───── Supplied material ─────

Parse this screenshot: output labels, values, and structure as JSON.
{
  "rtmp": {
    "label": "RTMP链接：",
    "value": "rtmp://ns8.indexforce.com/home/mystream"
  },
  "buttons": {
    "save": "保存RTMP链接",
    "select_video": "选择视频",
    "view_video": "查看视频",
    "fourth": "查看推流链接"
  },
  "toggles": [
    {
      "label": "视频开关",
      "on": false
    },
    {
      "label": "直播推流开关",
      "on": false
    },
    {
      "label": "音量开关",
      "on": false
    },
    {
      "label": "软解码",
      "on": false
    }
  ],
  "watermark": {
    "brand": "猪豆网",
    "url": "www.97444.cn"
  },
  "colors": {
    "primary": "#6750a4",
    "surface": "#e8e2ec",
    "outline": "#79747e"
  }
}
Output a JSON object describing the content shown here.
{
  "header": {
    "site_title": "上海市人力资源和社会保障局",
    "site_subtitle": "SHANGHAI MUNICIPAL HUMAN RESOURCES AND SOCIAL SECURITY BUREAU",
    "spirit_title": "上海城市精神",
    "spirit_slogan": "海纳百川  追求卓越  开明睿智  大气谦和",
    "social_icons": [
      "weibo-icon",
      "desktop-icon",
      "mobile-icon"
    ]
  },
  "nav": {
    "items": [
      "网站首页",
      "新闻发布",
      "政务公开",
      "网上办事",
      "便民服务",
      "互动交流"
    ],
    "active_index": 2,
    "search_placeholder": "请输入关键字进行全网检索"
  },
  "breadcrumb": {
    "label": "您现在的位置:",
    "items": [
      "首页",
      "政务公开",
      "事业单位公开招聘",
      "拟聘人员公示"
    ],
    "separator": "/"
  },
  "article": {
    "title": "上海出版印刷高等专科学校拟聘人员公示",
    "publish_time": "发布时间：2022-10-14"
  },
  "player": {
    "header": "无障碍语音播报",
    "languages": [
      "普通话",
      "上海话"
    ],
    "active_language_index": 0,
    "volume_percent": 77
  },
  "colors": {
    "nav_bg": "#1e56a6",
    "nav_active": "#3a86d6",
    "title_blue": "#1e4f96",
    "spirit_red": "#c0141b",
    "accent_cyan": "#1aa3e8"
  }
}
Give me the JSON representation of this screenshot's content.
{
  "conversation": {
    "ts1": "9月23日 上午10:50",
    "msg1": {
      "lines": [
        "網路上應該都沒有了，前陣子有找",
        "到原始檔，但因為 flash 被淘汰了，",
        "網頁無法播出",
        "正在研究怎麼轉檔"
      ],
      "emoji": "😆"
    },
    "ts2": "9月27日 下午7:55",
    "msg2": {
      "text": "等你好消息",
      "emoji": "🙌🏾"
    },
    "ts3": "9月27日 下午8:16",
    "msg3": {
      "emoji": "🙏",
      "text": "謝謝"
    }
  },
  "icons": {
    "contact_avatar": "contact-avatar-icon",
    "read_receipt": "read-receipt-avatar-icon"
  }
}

─────

Request »
Check each line of the records above for "JSON", and copy those that have it.

Correct output »
Parse this screenshot: output labels, values, and structure as JSON.
Output a JSON object describing the content shown here.
Give me the JSON representation of this screenshot's content.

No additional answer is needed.